● **Task objective**: Write the records out again, keeping each line exactly as it is.

● **Record list**:

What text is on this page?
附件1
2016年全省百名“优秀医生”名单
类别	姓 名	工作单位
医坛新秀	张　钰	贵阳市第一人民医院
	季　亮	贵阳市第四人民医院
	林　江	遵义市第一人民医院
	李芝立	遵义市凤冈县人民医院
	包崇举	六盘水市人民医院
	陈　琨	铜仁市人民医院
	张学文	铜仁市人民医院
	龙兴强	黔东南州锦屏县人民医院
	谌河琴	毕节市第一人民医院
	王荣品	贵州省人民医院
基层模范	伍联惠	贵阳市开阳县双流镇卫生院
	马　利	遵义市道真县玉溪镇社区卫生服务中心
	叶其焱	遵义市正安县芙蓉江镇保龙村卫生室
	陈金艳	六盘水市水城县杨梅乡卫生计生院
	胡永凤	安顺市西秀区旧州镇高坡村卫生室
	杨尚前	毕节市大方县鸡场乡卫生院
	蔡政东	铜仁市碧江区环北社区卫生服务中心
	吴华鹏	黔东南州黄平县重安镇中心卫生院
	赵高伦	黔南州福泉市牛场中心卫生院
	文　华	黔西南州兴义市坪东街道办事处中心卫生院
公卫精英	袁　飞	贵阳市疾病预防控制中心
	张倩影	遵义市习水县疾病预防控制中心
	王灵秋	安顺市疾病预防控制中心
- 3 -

● **Correct answer**:
What text is on this page?
附件1
2016年全省百名“优秀医生”名单
类别	姓 名	工作单位
医坛新秀	张　钰	贵阳市第一人民医院
	季　亮	贵阳市第四人民医院
	林　江	遵义市第一人民医院
	李芝立	遵义市凤冈县人民医院
	包崇举	六盘水市人民医院
	陈　琨	铜仁市人民医院
	张学文	铜仁市人民医院
	龙兴强	黔东南州锦屏县人民医院
	谌河琴	毕节市第一人民医院
	王荣品	贵州省人民医院
基层模范	伍联惠	贵阳市开阳县双流镇卫生院
	马　利	遵义市道真县玉溪镇社区卫生服务中心
	叶其焱	遵义市正安县芙蓉江镇保龙村卫生室
	陈金艳	六盘水市水城县杨梅乡卫生计生院
	胡永凤	安顺市西秀区旧州镇高坡村卫生室
	杨尚前	毕节市大方县鸡场乡卫生院
	蔡政东	铜仁市碧江区环北社区卫生服务中心
	吴华鹏	黔东南州黄平县重安镇中心卫生院
	赵高伦	黔南州福泉市牛场中心卫生院
	文　华	黔西南州兴义市坪东街道办事处中心卫生院
公卫精英	袁　飞	贵阳市疾病预防控制中心
	张倩影	遵义市习水县疾病预防控制中心
	王灵秋	安顺市疾病预防控制中心
- 3 -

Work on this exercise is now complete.